[Records from a data source]
----
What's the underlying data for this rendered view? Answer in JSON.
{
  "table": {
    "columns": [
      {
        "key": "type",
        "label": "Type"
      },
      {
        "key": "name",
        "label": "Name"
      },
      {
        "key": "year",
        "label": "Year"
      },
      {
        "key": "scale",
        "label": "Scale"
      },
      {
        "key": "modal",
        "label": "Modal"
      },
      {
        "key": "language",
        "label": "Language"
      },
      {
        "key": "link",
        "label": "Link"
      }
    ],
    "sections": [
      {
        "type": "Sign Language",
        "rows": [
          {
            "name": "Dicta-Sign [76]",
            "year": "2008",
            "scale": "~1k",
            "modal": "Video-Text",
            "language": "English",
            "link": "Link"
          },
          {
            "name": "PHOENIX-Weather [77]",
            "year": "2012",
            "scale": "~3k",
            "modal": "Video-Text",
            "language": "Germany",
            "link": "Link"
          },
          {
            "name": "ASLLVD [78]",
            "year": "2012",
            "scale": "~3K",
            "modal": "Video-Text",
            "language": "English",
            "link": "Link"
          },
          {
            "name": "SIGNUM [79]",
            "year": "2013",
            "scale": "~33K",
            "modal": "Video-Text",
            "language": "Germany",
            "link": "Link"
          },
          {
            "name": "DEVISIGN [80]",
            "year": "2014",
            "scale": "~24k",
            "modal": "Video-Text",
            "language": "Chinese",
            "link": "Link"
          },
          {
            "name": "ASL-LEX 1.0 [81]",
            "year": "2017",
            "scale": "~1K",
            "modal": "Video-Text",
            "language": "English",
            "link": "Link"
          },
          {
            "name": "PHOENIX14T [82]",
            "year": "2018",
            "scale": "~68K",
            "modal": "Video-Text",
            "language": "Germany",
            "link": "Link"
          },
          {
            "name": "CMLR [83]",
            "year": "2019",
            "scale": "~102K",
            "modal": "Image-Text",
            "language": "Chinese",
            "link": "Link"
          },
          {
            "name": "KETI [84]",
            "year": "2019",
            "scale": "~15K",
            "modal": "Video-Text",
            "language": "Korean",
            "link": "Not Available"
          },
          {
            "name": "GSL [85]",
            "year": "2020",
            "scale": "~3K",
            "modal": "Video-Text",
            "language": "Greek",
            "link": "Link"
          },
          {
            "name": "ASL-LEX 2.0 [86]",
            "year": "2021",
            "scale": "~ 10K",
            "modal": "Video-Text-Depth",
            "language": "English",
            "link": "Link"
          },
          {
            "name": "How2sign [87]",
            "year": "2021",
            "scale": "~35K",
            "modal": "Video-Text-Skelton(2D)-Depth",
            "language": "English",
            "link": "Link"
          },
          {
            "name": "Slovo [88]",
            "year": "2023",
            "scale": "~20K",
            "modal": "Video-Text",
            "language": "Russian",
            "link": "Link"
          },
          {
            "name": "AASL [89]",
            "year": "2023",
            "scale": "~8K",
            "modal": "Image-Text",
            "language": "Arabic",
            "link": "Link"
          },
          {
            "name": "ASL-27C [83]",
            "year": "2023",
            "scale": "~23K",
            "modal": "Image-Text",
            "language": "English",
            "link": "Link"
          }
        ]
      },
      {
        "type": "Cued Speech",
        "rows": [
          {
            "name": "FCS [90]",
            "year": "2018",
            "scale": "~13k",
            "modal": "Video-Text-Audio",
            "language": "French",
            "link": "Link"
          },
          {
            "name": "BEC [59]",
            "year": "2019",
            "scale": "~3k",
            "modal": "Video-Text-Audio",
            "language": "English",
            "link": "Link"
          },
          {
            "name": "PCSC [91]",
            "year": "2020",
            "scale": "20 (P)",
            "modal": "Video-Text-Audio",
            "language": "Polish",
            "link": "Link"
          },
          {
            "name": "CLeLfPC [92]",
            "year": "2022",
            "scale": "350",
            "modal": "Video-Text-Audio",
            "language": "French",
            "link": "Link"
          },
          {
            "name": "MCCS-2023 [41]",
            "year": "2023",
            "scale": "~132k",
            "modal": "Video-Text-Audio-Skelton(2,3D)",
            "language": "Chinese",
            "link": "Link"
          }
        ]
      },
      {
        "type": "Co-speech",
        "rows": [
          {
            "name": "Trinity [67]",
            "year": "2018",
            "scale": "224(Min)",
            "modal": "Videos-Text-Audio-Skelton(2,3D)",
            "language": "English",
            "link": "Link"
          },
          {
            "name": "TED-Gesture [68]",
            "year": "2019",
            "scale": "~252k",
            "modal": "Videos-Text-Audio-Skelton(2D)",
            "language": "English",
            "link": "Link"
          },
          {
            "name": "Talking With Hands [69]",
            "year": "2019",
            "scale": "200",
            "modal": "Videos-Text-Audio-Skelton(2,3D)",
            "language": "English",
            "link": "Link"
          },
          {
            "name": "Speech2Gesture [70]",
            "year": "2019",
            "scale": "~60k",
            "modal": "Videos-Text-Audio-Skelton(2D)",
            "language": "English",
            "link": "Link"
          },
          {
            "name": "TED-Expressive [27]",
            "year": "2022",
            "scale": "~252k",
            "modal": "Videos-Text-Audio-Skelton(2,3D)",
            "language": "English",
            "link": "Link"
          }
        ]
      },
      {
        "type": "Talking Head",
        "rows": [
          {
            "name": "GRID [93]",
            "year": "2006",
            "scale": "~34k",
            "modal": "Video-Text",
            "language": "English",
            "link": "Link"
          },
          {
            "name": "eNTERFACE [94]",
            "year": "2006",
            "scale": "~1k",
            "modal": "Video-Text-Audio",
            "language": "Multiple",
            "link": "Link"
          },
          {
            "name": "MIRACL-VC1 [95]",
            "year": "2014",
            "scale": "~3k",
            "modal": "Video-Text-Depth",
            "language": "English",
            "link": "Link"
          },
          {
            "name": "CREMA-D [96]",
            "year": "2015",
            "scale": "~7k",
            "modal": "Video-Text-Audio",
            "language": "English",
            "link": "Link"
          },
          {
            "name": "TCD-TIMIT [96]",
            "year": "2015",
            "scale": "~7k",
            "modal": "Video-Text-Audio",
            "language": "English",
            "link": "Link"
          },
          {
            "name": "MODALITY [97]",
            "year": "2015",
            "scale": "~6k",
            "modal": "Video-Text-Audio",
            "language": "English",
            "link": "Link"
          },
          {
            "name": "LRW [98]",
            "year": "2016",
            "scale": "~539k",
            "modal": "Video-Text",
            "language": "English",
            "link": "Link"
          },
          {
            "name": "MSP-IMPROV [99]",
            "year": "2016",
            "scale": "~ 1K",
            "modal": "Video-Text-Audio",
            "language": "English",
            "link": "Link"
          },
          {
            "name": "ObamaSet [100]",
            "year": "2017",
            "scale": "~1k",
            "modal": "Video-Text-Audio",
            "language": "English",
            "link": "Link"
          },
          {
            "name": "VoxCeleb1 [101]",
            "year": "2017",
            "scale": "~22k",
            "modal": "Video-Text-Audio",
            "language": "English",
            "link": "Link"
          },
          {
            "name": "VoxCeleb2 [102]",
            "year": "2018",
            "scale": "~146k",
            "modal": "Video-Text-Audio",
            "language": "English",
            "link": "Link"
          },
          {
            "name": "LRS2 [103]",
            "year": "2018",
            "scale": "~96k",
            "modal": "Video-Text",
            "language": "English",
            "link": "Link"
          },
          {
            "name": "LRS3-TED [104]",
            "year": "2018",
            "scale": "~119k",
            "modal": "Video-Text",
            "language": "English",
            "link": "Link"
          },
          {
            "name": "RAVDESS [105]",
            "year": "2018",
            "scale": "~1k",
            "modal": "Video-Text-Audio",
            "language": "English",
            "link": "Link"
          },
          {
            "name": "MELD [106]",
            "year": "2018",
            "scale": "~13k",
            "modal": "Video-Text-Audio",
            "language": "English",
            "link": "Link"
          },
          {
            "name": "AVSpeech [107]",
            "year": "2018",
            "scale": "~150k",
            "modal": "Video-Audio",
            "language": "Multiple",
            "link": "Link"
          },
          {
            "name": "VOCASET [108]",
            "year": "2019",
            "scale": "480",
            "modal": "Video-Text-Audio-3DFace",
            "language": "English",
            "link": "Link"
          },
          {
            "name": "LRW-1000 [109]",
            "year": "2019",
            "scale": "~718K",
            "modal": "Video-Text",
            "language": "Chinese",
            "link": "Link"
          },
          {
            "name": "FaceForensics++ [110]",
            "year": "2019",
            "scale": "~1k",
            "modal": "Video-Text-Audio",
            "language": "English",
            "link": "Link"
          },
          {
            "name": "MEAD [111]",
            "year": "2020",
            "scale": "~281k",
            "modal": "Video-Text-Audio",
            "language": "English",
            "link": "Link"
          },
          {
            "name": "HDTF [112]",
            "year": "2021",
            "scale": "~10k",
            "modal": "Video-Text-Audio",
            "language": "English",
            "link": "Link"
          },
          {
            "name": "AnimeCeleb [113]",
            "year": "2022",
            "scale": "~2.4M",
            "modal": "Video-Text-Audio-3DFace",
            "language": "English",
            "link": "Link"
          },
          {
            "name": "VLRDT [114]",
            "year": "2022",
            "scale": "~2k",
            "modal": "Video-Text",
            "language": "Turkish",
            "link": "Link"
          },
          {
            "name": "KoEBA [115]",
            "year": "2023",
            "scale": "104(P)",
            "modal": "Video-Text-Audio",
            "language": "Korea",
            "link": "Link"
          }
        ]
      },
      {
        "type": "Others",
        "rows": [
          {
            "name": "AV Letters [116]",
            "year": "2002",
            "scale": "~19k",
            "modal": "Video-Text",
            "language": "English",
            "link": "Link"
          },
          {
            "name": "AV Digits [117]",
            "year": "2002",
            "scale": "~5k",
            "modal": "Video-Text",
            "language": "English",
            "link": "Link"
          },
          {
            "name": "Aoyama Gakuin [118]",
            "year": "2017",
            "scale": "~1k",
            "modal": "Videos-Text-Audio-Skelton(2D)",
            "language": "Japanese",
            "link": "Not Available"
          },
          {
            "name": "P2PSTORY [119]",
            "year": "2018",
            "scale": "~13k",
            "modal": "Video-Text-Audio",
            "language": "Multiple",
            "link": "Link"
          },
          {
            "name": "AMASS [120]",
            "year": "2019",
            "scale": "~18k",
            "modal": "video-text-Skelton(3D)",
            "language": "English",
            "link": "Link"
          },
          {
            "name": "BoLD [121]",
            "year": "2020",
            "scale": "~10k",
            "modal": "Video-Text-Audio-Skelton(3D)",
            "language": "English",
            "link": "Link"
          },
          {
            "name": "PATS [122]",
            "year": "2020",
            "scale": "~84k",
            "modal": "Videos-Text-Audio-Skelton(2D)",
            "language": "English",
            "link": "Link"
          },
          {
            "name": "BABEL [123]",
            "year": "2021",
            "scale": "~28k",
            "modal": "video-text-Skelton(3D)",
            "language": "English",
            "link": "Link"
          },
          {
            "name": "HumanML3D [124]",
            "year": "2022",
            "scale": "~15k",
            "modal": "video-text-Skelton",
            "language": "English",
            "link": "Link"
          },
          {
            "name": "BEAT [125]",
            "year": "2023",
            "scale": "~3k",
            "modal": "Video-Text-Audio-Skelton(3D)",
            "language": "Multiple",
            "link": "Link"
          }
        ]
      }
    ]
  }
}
----
[Work to do]: Find all the lines containing "label" in the material, then copy them.

[Correct result]:
        "label": "Type"
        "label": "Name"
        "label": "Year"
        "label": "Scale"
        "label": "Modal"
        "label": "Language"
        "label": "Link"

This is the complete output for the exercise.